(Dataset entries)
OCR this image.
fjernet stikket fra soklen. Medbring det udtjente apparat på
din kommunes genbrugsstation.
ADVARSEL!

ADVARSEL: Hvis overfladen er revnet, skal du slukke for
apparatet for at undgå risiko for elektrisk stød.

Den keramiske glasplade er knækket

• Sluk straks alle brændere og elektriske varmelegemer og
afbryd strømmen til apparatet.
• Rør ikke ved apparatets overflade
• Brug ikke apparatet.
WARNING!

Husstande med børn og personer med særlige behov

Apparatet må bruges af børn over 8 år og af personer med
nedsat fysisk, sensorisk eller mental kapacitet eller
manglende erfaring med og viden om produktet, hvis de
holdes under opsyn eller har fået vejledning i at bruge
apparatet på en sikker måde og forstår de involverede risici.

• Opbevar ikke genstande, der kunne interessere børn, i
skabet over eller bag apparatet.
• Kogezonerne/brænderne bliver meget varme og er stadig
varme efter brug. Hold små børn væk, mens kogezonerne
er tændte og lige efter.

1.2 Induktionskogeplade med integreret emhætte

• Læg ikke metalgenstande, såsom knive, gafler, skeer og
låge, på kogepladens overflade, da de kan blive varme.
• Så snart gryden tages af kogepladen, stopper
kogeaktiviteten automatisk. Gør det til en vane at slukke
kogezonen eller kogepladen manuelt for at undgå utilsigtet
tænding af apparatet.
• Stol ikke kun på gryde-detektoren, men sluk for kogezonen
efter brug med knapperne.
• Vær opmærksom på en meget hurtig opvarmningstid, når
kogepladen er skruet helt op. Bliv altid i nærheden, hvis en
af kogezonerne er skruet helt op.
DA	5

### Challenge
Each entry is to be returned in full, character for character.

### Written solution
OCR this image.
fjernet stikket fra soklen. Medbring det udtjente apparat på
din kommunes genbrugsstation.
ADVARSEL!

ADVARSEL: Hvis overfladen er revnet, skal du slukke for
apparatet for at undgå risiko for elektrisk stød.

Den keramiske glasplade er knækket

• Sluk straks alle brændere og elektriske varmelegemer og
afbryd strømmen til apparatet.
• Rør ikke ved apparatets overflade
• Brug ikke apparatet.
WARNING!

Husstande med børn og personer med særlige behov

Apparatet må bruges af børn over 8 år og af personer med
nedsat fysisk, sensorisk eller mental kapacitet eller
manglende erfaring med og viden om produktet, hvis de
holdes under opsyn eller har fået vejledning i at bruge
apparatet på en sikker måde og forstår de involverede risici.

• Opbevar ikke genstande, der kunne interessere børn, i
skabet over eller bag apparatet.
• Kogezonerne/brænderne bliver meget varme og er stadig
varme efter brug. Hold små børn væk, mens kogezonerne
er tændte og lige efter.

1.2 Induktionskogeplade med integreret emhætte

• Læg ikke metalgenstande, såsom knive, gafler, skeer og
låge, på kogepladens overflade, da de kan blive varme.
• Så snart gryden tages af kogepladen, stopper
kogeaktiviteten automatisk. Gør det til en vane at slukke
kogezonen eller kogepladen manuelt for at undgå utilsigtet
tænding af apparatet.
• Stol ikke kun på gryde-detektoren, men sluk for kogezonen
efter brug med knapperne.
• Vær opmærksom på en meget hurtig opvarmningstid, når
kogepladen er skruet helt op. Bliv altid i nærheden, hvis en
af kogezonerne er skruet helt op.
DA	5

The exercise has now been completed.